**SET EXERCISE**
Find and copy lines holding "page".

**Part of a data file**

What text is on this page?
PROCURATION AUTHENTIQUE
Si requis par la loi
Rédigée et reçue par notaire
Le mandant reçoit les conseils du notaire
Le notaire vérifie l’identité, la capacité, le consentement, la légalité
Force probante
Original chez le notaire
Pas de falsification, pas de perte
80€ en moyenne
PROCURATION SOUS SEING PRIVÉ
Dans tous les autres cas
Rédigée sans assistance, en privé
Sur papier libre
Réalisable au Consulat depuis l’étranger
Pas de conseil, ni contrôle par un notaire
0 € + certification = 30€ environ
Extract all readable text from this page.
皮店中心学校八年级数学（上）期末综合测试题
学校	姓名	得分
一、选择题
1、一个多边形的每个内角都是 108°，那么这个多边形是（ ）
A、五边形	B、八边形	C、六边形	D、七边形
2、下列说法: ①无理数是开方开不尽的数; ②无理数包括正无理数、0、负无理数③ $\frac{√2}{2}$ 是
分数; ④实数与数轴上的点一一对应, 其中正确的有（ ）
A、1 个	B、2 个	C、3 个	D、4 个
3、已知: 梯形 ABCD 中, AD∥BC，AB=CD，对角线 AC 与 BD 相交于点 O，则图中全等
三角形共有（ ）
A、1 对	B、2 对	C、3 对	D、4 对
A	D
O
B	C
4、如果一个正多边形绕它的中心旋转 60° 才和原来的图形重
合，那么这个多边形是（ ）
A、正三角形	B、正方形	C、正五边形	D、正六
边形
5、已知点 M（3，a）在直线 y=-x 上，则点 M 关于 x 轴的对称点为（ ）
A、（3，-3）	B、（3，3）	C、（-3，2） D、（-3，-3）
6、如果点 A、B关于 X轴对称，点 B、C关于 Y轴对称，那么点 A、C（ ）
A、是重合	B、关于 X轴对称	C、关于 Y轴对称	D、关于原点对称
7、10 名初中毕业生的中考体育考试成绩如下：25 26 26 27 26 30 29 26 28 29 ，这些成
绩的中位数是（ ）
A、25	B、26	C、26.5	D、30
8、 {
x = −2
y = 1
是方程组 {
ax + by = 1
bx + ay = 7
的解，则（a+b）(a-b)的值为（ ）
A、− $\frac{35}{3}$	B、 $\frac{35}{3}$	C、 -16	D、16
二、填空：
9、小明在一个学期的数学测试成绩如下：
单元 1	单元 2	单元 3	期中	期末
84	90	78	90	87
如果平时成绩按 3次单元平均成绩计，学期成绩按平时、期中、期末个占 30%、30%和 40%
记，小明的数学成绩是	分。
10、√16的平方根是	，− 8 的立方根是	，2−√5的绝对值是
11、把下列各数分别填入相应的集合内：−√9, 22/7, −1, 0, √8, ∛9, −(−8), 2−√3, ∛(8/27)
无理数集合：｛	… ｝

**FULL ANSWER**
What text is on this page?
Extract all readable text from this page.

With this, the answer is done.